### Listed entries ###
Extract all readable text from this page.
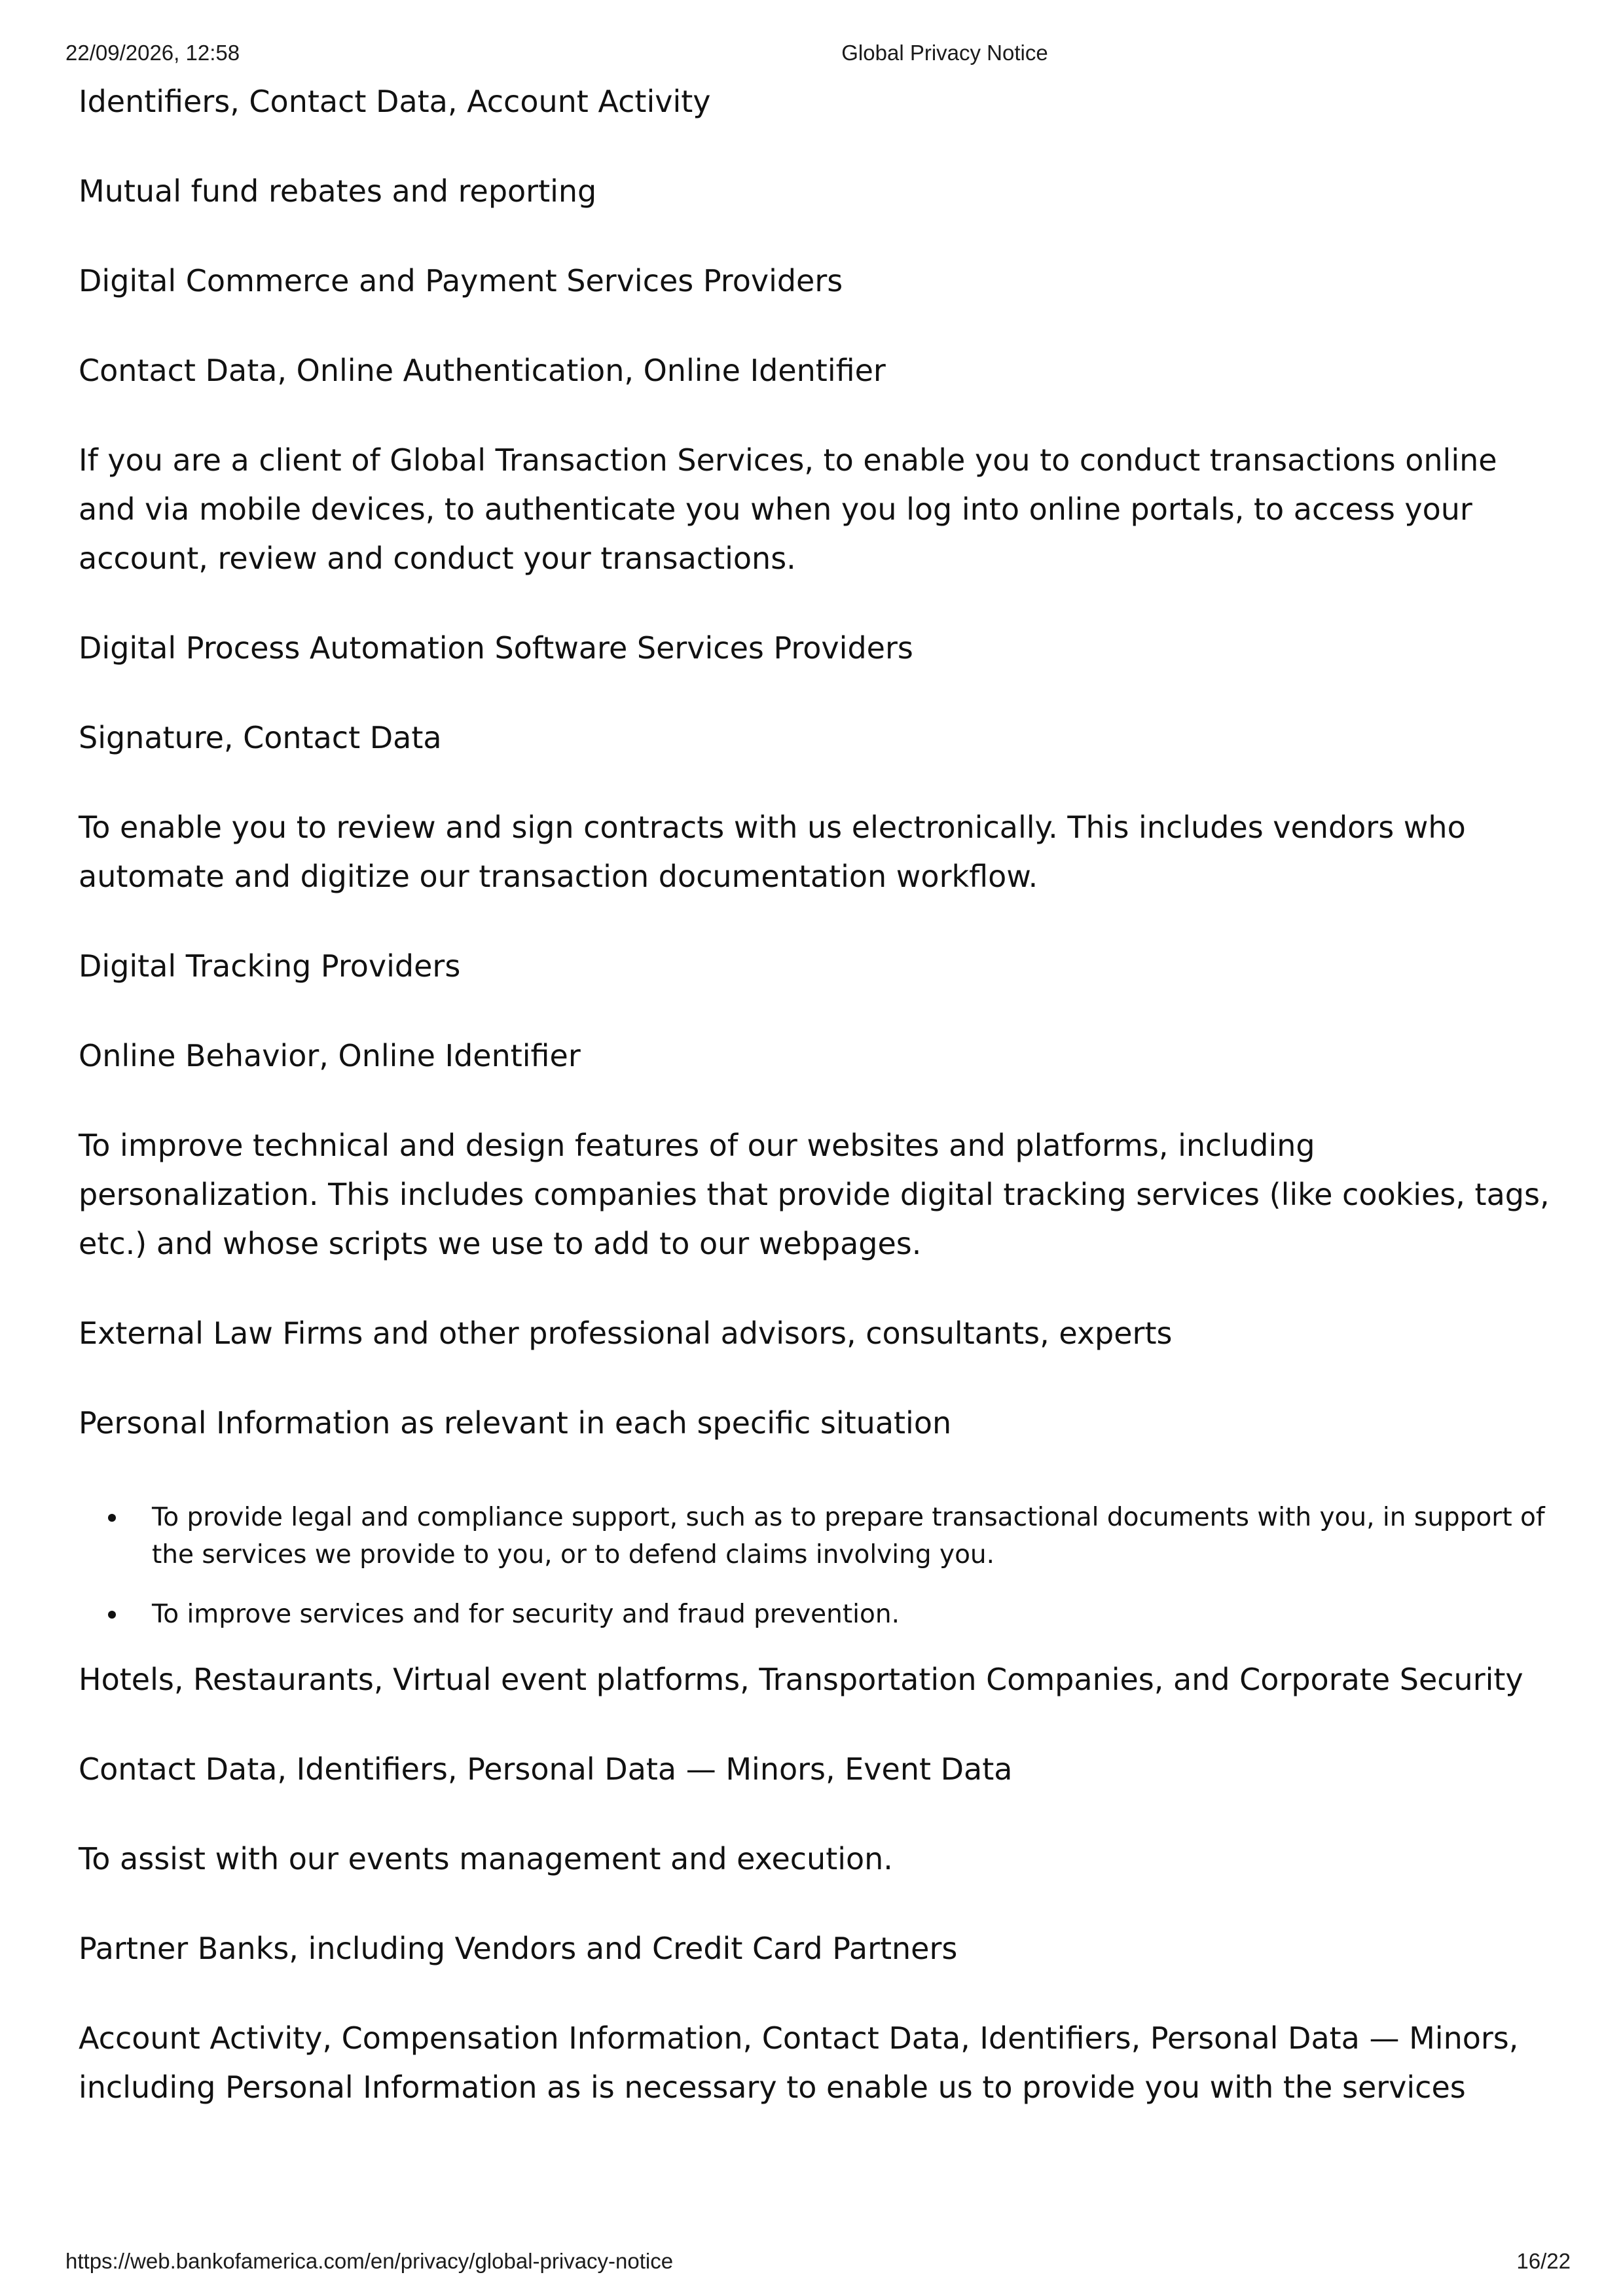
22/09/2026, 12:58	Global Privacy Notice

Identifiers, Contact Data, Account Activity

Mutual fund rebates and reporting

Digital Commerce and Payment Services Providers

Contact Data, Online Authentication, Online Identifier

If you are a client of Global Transaction Services, to enable you to conduct transactions online and via mobile devices, to authenticate you when you log into online portals, to access your account, review and conduct your transactions.

Digital Process Automation Software Services Providers

Signature, Contact Data

To enable you to review and sign contracts with us electronically. This includes vendors who automate and digitize our transaction documentation workflow.

Digital Tracking Providers

Online Behavior, Online Identifier

To improve technical and design features of our websites and platforms, including personalization. This includes companies that provide digital tracking services (like cookies, tags, etc.) and whose scripts we use to add to our webpages.

External Law Firms and other professional advisors, consultants, experts

Personal Information as relevant in each specific situation

To provide legal and compliance support, such as to prepare transactional documents with you, in support of the services we provide to you, or to defend claims involving you.
To improve services and for security and fraud prevention.

Hotels, Restaurants, Virtual event platforms, Transportation Companies, and Corporate Security

Contact Data, Identifiers, Personal Data — Minors, Event Data

To assist with our events management and execution.

Partner Banks, including Vendors and Credit Card Partners

Account Activity, Compensation Information, Contact Data, Identifiers, Personal Data — Minors, including Personal Information as is necessary to enable us to provide you with the services

https://web.bankofamerica.com/en/privacy/global-privacy-notice	16/22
###
Scan the material for lines with the word "Contact", and copy each line you find.

Identifiers, Contact Data, Account Activity
Contact Data, Online Authentication, Online Identifier
Signature, Contact Data
Contact Data, Identifiers, Personal Data — Minors, Event Data
Account Activity, Compensation Information, Contact Data, Identifiers, Personal Data — Minors, including Personal Information as is necessary to enable us to provide you with the services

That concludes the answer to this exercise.